*Entries shown*.
+++
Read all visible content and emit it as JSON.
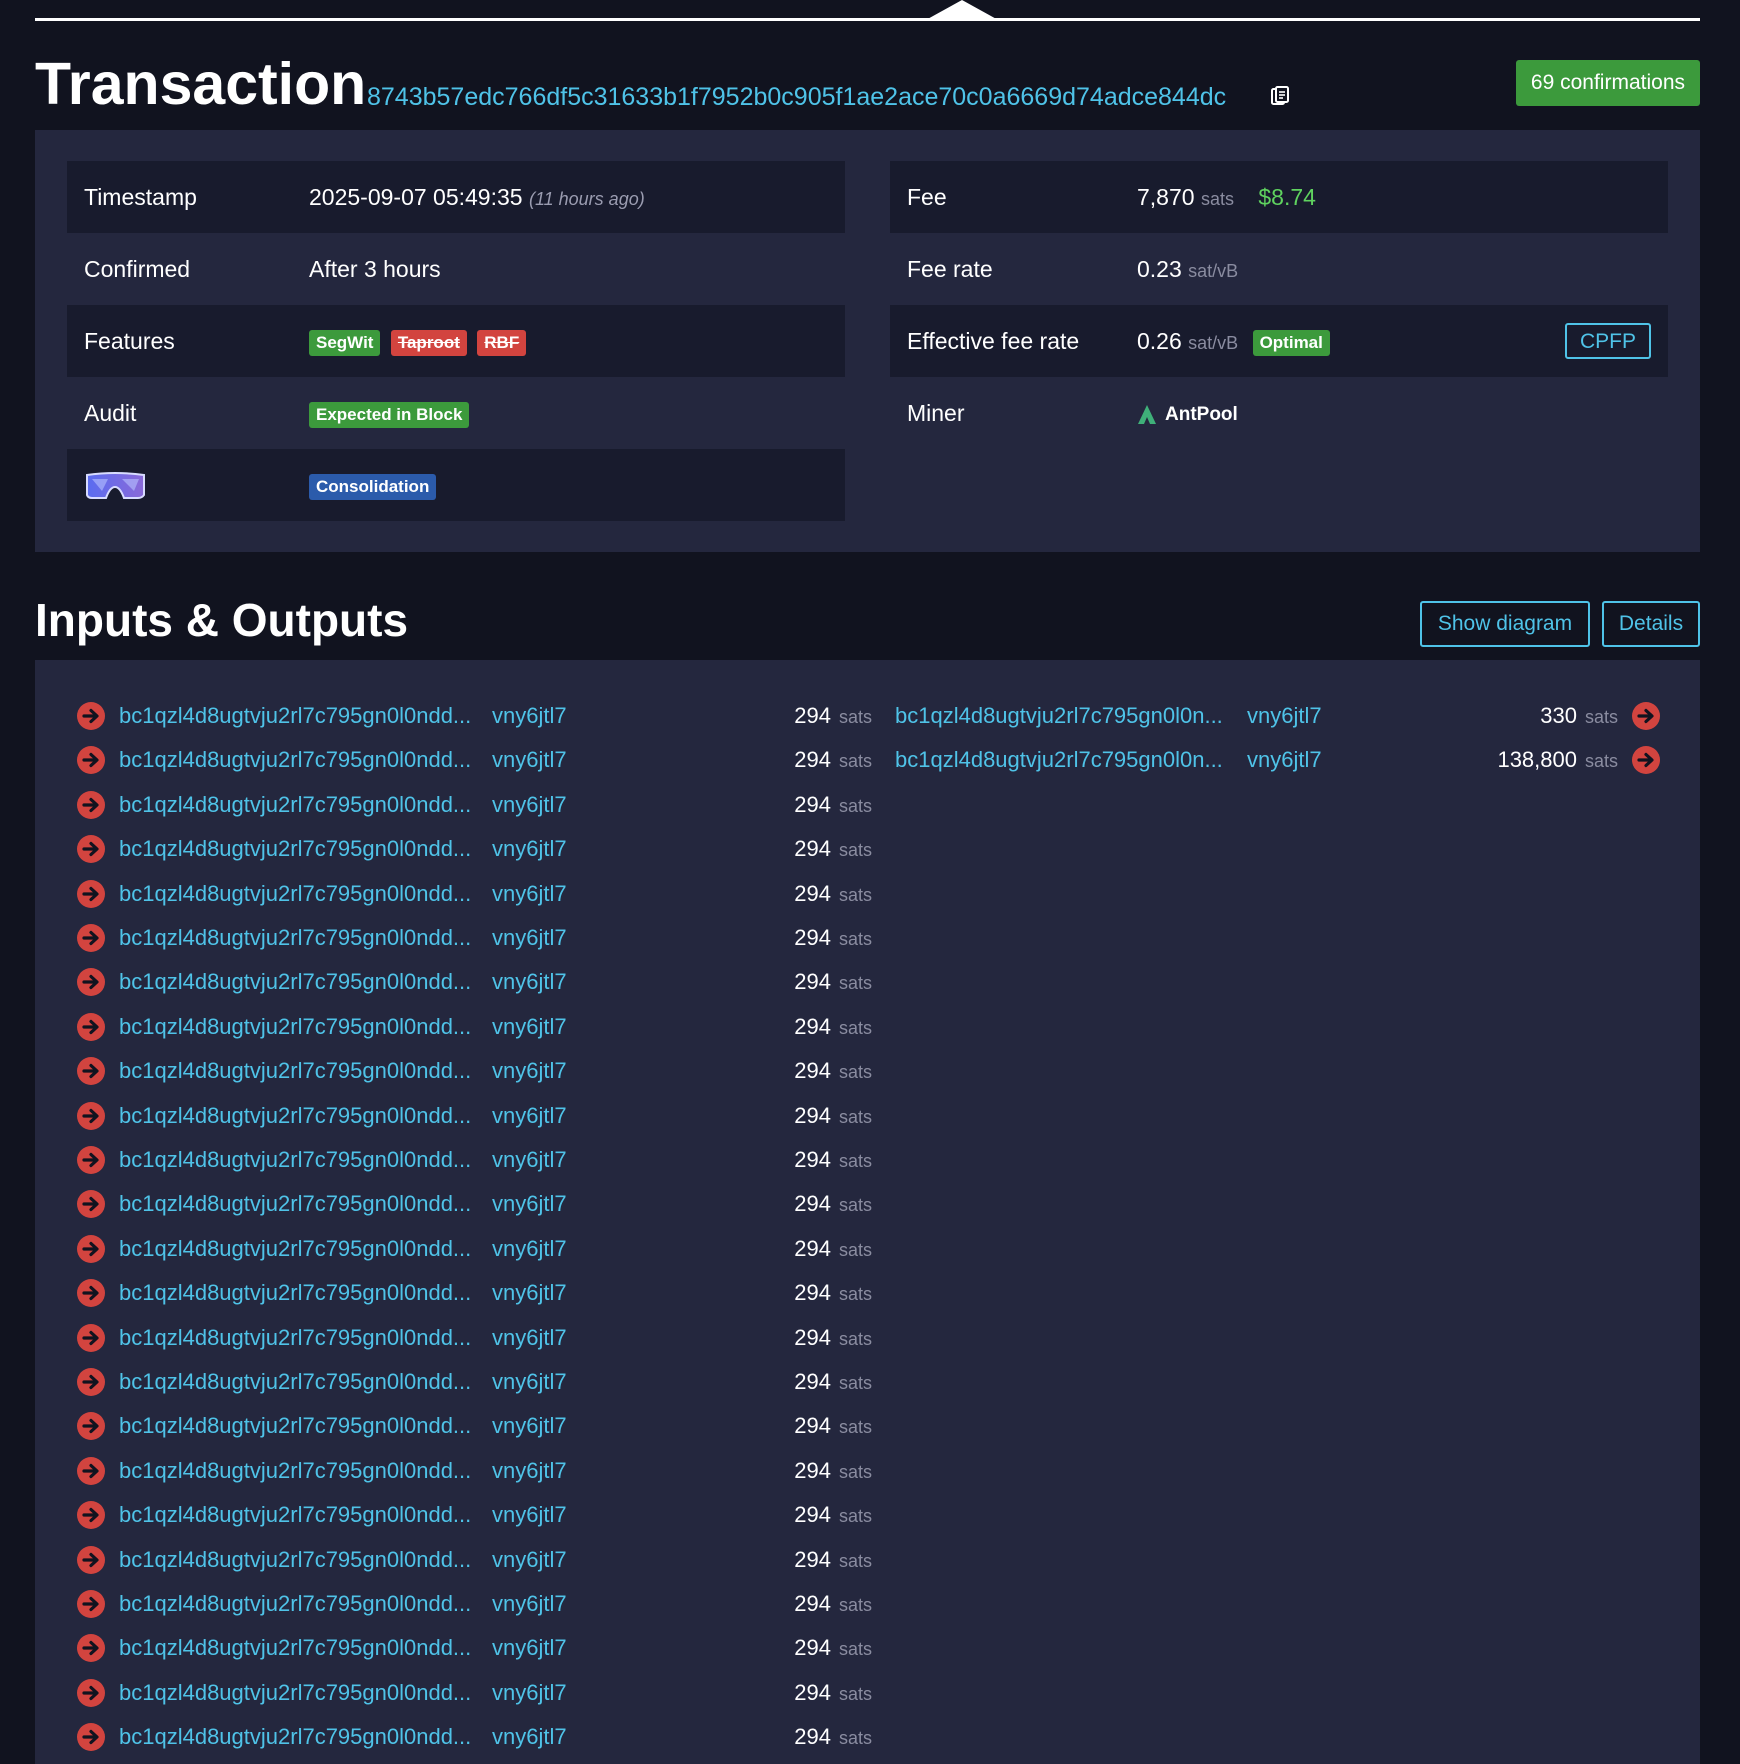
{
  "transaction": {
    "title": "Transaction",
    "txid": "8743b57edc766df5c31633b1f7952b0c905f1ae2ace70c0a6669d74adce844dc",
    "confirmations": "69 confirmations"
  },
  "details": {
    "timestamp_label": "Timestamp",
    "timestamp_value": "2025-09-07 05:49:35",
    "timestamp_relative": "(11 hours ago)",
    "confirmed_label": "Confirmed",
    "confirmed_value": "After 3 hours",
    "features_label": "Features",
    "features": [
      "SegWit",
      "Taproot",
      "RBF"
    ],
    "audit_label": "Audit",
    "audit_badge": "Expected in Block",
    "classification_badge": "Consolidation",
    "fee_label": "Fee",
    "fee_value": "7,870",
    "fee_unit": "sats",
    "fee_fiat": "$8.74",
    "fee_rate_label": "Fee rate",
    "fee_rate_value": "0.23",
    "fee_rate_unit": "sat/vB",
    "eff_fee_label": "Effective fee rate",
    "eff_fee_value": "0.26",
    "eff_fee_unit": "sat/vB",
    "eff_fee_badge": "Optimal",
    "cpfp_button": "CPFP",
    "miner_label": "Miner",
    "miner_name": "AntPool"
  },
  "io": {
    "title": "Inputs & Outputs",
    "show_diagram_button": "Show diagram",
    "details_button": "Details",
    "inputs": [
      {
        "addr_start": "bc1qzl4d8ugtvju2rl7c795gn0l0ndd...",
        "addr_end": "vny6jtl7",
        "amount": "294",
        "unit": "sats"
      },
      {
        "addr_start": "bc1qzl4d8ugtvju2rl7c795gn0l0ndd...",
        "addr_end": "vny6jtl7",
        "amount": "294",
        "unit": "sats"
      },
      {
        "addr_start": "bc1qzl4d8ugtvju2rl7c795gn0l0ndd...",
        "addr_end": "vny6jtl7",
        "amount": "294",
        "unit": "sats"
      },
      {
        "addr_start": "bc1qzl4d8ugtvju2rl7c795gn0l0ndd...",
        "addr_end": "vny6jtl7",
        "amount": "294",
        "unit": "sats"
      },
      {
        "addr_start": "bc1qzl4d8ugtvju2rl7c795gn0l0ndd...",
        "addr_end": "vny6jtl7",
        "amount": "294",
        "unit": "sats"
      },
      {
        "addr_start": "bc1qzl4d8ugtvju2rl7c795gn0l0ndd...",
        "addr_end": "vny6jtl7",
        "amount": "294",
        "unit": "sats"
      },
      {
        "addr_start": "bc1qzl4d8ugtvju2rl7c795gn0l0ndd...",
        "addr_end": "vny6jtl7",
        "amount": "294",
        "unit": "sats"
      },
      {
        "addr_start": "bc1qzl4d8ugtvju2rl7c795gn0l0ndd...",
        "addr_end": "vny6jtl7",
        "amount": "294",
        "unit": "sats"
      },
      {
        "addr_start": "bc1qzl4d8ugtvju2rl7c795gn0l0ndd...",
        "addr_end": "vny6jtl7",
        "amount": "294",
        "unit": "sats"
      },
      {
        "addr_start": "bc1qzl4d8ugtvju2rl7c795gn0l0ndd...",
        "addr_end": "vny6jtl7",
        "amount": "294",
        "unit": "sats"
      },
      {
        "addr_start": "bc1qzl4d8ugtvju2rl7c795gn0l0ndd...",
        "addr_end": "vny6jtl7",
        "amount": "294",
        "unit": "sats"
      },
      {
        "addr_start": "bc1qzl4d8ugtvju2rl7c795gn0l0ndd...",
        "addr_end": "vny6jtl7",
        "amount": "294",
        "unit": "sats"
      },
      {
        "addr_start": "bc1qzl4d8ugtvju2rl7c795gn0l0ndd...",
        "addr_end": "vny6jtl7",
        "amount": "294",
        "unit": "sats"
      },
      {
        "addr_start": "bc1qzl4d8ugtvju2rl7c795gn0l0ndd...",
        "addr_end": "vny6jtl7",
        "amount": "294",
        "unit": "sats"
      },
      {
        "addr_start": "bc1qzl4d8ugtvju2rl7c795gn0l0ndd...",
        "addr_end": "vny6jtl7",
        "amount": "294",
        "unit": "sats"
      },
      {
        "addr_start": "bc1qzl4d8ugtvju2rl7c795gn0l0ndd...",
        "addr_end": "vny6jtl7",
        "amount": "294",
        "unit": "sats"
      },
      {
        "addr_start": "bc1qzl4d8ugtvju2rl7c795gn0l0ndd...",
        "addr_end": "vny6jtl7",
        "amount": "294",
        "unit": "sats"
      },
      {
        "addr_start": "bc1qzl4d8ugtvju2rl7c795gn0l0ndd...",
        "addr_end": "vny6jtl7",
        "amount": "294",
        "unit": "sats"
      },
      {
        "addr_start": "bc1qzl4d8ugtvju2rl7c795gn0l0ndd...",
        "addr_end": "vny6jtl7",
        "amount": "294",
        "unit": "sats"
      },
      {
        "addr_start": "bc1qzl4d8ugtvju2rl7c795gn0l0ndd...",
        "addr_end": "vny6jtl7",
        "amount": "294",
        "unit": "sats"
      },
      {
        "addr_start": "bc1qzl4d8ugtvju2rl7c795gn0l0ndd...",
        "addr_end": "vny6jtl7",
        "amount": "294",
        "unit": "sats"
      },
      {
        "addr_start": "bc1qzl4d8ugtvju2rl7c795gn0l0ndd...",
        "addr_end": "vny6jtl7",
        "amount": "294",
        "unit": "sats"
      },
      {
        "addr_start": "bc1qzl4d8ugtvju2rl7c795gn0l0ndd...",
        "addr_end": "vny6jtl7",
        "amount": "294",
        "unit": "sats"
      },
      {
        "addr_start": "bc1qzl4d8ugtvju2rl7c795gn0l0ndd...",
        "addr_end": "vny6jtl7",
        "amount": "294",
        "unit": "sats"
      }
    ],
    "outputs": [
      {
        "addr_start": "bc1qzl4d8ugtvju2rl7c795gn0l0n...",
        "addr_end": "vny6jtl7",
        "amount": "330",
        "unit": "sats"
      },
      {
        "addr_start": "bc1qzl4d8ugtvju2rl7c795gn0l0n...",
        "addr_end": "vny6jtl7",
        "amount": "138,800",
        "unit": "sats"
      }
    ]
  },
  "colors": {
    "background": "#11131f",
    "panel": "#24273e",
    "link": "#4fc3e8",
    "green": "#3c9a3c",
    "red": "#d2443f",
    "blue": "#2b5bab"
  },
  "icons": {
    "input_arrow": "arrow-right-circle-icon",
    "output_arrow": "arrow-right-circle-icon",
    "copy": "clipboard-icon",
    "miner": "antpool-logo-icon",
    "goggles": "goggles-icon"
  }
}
+++
*Stated exercise*.
Search the data above for the word "right", then gather each line in which it appears.

*Full answer*.
    "input_arrow": "arrow-right-circle-icon",
    "output_arrow": "arrow-right-circle-icon",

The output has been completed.